> Page excerpt:
------------------------------------------------
Population (2022-01-01)
- • Total: 785,708
- • Density: 5.37350/km^{2} (13.9173/sq mi)

GDP (Nominal, 2024)
- • Total: KZT 4,094 billion (US$ 8.597 billion) · 14th
- • Per capita: KZT 5,197,900 (US$ 10,916)
- Time zone: UTC+5
- • Summer (DST): UTC+5 (not observed)
- Postal codes: 020000
- Area codes: +7 (717)
- ISO 3166 code: KZ-AKM
- Vehicle registration: 03, C
- Districts: 17
- Cities: 8
- Townships: 14
- Villages: 671
- HDI (2023): 0.850 very high · 3rd
- Website: akmo.gov.kz

= Akmola Region =

Region in Kazakhstan

Akmola Region (Note: ) is a centrally located region of Kazakhstan. It was known as Tselinograd Oblast during Soviet rule. Its capital is Kökşetau. The national capital, Astana, is enclosed by the region, but is politically separate from Aqmola Region. The region's population is 715,000; Kökşetau's is 157,000.

Gold and coal mining occur in the area.

==Geography==
The area of the region is 146,200 square kilometers. Aqmola, along with Ulytau Region and Karaganda Region, are Kazakhstan's only regions which don't touch the country's outer borders. The region borders North Kazakhstan Region in the north, Pavlodar Region in the east, Karagandy Region in the south, and Kostanay Region in the west. The Sileti river flows through the region.

==Etymology==
Aqmola means "white tomb" in Kazakh.

==Demographics==

===Ethnic groups===

| Ethnic Group | 2021 |  |
| Population | % |
| Kazakhs | 436,984 | 55.81 |
| Russians | 210,769 | 26.92 |
| Ukrainians | 40,563 | 5.18 |
| Germans | 30,121 | 3.85 |
| Tatars | 13,707 | 1.75 |
| Belarusians | 13,054 | 1.67 |
| Poles | 8,610 | 1.10 |
| Chechens | 3,167 | 0.28 |
| Azeris | 2,156 | 0.28 |
| Koreans | 1,564 | 0.20 |
| Uzbeks | 1,457 | 0.19 |
| Other Ethnicity or Not Stated | 21,843 | 0.2 |
| Total | 782,995 | 100% |

===Religion===

| Religion | 2021 |  |
| Population | % |
| Islam | 362,070 | 46.24 |
| Christianity | 287,619 | 36.73 |
| No Religion | 14,578 | 1.86 |
| Judaism | 295 | 0.04 |
| Buddhism | 152 | 0.02 |
| Other Religion | 1,034 | 0.13 |
| Not Stated | 117,247 | 14.97 |
| Total | 782,995 | 100% |

==Administrative divisions==
The region is administratively divided into seventeen districts and the cities of Kökşetau, Qosshy, and Stepnogorsk.
------------------------------------------------
> Data under study:
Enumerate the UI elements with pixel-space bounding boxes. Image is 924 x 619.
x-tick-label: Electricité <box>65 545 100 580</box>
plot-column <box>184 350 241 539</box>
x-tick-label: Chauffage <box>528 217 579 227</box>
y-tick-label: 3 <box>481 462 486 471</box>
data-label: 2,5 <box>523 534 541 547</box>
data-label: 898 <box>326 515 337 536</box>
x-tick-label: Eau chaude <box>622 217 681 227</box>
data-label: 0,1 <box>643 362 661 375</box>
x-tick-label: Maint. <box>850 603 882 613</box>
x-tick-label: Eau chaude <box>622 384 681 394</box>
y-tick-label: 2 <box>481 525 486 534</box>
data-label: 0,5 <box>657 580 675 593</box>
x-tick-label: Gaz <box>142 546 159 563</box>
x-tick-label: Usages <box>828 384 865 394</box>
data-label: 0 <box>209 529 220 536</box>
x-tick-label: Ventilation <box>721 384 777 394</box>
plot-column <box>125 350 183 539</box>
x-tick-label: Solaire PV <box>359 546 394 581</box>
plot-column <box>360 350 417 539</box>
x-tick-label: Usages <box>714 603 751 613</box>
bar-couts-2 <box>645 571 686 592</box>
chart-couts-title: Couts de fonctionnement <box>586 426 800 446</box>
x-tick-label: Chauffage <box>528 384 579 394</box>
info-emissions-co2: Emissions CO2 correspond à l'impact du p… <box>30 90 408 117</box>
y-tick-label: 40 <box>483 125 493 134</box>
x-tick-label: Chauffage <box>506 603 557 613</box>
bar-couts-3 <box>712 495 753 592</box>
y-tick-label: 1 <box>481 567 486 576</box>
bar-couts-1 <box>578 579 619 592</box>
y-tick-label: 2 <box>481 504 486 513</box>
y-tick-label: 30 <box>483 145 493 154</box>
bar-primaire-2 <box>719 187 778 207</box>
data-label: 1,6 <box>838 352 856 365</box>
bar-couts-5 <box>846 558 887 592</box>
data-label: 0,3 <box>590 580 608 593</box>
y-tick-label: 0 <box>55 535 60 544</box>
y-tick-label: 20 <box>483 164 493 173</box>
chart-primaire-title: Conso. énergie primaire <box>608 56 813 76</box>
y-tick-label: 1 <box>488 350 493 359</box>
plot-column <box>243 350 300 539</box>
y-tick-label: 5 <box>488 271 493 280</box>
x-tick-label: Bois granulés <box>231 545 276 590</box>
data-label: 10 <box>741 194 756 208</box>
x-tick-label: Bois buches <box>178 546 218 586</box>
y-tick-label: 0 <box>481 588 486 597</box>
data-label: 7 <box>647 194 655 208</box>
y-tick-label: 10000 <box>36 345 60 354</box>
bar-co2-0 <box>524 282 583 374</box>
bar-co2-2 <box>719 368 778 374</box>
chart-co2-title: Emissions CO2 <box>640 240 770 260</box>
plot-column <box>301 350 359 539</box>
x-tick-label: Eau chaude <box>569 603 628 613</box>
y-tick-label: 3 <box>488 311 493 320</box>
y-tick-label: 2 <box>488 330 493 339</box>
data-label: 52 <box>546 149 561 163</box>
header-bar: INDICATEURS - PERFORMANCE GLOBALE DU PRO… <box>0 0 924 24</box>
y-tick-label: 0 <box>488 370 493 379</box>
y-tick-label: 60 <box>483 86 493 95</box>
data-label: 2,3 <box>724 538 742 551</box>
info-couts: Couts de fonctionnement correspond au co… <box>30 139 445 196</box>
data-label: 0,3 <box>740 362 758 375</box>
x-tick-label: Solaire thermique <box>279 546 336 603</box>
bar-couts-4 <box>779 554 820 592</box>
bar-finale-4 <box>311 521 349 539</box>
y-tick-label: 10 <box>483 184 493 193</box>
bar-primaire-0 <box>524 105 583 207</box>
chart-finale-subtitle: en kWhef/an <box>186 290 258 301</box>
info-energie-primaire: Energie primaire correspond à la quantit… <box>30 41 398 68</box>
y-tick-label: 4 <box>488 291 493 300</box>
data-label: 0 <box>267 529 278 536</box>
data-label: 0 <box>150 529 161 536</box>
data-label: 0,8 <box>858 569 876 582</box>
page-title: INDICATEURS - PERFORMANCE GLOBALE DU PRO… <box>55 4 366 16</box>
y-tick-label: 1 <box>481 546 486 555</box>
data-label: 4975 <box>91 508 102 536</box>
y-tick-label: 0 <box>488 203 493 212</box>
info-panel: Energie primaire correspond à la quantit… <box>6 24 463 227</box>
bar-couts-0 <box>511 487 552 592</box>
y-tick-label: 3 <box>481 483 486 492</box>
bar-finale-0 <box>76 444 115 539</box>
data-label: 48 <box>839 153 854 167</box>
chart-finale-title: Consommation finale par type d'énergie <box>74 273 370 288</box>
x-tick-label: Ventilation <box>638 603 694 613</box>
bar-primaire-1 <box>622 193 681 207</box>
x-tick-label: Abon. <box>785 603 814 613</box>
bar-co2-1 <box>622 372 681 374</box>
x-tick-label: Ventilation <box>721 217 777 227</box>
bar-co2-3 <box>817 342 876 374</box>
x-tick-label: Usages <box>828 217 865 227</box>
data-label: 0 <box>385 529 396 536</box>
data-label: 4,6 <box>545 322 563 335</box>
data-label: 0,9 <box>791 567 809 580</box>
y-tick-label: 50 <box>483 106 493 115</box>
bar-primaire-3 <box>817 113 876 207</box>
------------------------------------------------
> What is required:
Could you rewrite the Akmola Region excerpt from "GDP (Nominal, 2024)" up to and including "UTC+5 (not observed)", putting "Standard time" in place of "Time zone"?

> Solution for this task:
GDP (Nominal, 2024)
- • Total: KZT 4,094 billion (US$ 8.597 billion) · 14th
- • Per capita: KZT 5,197,900 (US$ 10,916)
- Standard time: UTC+5
- • Summer (DST): UTC+5 (not observed)